*Requirement*: Transcribe every line, keeping it exact.

*Data supplied*:
[start]

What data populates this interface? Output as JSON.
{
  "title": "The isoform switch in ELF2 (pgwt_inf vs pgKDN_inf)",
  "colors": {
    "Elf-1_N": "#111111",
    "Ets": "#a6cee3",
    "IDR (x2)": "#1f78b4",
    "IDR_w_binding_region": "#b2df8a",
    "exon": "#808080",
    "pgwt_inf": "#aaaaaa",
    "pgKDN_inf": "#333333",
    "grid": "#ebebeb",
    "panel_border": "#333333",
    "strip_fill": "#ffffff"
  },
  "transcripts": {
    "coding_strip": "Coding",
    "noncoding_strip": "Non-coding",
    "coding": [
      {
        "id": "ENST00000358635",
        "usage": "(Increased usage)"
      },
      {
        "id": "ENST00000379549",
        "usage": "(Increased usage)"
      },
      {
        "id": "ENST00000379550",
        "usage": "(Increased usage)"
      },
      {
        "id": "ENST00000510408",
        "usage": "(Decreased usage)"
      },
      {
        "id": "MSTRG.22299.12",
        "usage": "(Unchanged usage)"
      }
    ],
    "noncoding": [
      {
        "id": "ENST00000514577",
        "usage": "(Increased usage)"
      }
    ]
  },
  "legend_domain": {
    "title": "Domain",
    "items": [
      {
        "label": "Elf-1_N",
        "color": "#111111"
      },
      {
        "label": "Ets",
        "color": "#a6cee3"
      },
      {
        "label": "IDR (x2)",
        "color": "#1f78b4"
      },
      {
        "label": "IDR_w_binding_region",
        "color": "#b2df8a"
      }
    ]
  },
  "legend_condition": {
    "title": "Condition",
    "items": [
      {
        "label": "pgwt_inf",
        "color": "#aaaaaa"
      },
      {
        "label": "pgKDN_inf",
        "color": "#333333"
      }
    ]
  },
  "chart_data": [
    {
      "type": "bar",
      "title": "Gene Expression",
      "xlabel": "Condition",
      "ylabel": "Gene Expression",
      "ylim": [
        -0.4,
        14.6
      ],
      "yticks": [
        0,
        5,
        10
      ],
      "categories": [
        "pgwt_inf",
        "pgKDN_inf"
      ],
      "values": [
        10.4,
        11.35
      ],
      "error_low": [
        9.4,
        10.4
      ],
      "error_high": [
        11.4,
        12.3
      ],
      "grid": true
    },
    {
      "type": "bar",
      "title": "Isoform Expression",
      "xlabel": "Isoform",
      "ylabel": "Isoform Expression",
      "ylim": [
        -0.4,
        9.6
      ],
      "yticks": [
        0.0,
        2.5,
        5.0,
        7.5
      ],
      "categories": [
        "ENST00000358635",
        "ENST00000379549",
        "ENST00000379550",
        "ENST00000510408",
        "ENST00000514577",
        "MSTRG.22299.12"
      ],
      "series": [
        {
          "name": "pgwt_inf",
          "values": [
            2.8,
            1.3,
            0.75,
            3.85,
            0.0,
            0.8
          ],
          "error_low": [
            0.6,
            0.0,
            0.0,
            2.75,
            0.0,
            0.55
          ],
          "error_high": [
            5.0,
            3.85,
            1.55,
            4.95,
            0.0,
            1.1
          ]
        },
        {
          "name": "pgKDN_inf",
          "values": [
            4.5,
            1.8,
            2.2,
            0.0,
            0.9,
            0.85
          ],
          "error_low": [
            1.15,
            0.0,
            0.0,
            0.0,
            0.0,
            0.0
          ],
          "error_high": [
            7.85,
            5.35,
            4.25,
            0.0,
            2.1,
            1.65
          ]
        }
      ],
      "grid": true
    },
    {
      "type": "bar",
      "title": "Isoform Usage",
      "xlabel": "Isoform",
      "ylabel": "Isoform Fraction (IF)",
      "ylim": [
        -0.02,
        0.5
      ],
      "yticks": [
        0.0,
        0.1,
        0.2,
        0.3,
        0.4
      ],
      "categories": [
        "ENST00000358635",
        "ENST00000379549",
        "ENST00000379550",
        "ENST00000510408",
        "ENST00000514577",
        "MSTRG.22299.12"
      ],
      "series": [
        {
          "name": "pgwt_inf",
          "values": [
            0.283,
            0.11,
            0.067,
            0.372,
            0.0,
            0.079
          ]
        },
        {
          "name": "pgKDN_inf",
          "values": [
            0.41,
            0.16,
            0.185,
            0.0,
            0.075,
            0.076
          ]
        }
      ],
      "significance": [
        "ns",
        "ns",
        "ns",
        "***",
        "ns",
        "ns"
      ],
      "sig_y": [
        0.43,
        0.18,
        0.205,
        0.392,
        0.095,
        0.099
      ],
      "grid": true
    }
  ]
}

[end]

*Exercise output*:
What data populates this interface? Output as JSON.
{
  "title": "The isoform switch in ELF2 (pgwt_inf vs pgKDN_inf)",
  "colors": {
    "Elf-1_N": "#111111",
    "Ets": "#a6cee3",
    "IDR (x2)": "#1f78b4",
    "IDR_w_binding_region": "#b2df8a",
    "exon": "#808080",
    "pgwt_inf": "#aaaaaa",
    "pgKDN_inf": "#333333",
    "grid": "#ebebeb",
    "panel_border": "#333333",
    "strip_fill": "#ffffff"
  },
  "transcripts": {
    "coding_strip": "Coding",
    "noncoding_strip": "Non-coding",
    "coding": [
      {
        "id": "ENST00000358635",
        "usage": "(Increased usage)"
      },
      {
        "id": "ENST00000379549",
        "usage": "(Increased usage)"
      },
      {
        "id": "ENST00000379550",
        "usage": "(Increased usage)"
      },
      {
        "id": "ENST00000510408",
        "usage": "(Decreased usage)"
      },
      {
        "id": "MSTRG.22299.12",
        "usage": "(Unchanged usage)"
      }
    ],
    "noncoding": [
      {
        "id": "ENST00000514577",
        "usage": "(Increased usage)"
      }
    ]
  },
  "legend_domain": {
    "title": "Domain",
    "items": [
      {
        "label": "Elf-1_N",
        "color": "#111111"
      },
      {
        "label": "Ets",
        "color": "#a6cee3"
      },
      {
        "label": "IDR (x2)",
        "color": "#1f78b4"
      },
      {
        "label": "IDR_w_binding_region",
        "color": "#b2df8a"
      }
    ]
  },
  "legend_condition": {
    "title": "Condition",
    "items": [
      {
        "label": "pgwt_inf",
        "color": "#aaaaaa"
      },
      {
        "label": "pgKDN_inf",
        "color": "#333333"
      }
    ]
  },
  "chart_data": [
    {
      "type": "bar",
      "title": "Gene Expression",
      "xlabel": "Condition",
      "ylabel": "Gene Expression",
      "ylim": [
        -0.4,
        14.6
      ],
      "yticks": [
        0,
        5,
        10
      ],
      "categories": [
        "pgwt_inf",
        "pgKDN_inf"
      ],
      "values": [
        10.4,
        11.35
      ],
      "error_low": [
        9.4,
        10.4
      ],
      "error_high": [
        11.4,
        12.3
      ],
      "grid": true
    },
    {
      "type": "bar",
      "title": "Isoform Expression",
      "xlabel": "Isoform",
      "ylabel": "Isoform Expression",
      "ylim": [
        -0.4,
        9.6
      ],
      "yticks": [
        0.0,
        2.5,
        5.0,
        7.5
      ],
      "categories": [
        "ENST00000358635",
        "ENST00000379549",
        "ENST00000379550",
        "ENST00000510408",
        "ENST00000514577",
        "MSTRG.22299.12"
      ],
      "series": [
        {
          "name": "pgwt_inf",
          "values": [
            2.8,
            1.3,
            0.75,
            3.85,
            0.0,
            0.8
          ],
          "error_low": [
            0.6,
            0.0,
            0.0,
            2.75,
            0.0,
            0.55
          ],
          "error_high": [
            5.0,
            3.85,
            1.55,
            4.95,
            0.0,
            1.1
          ]
        },
        {
          "name": "pgKDN_inf",
          "values": [
            4.5,
            1.8,
            2.2,
            0.0,
            0.9,
            0.85
          ],
          "error_low": [
            1.15,
            0.0,
            0.0,
            0.0,
            0.0,
            0.0
          ],
          "error_high": [
            7.85,
            5.35,
            4.25,
            0.0,
            2.1,
            1.65
          ]
        }
      ],
      "grid": true
    },
    {
      "type": "bar",
      "title": "Isoform Usage",
      "xlabel": "Isoform",
      "ylabel": "Isoform Fraction (IF)",
      "ylim": [
        -0.02,
        0.5
      ],
      "yticks": [
        0.0,
        0.1,
        0.2,
        0.3,
        0.4
      ],
      "categories": [
        "ENST00000358635",
        "ENST00000379549",
        "ENST00000379550",
        "ENST00000510408",
        "ENST00000514577",
        "MSTRG.22299.12"
      ],
      "series": [
        {
          "name": "pgwt_inf",
          "values": [
            0.283,
            0.11,
            0.067,
            0.372,
            0.0,
            0.079
          ]
        },
        {
          "name": "pgKDN_inf",
          "values": [
            0.41,
            0.16,
            0.185,
            0.0,
            0.075,
            0.076
          ]
        }
      ],
      "significance": [
        "ns",
        "ns",
        "ns",
        "***",
        "ns",
        "ns"
      ],
      "sig_y": [
        0.43,
        0.18,
        0.205,
        0.392,
        0.095,
        0.099
      ],
      "grid": true
    }
  ]
}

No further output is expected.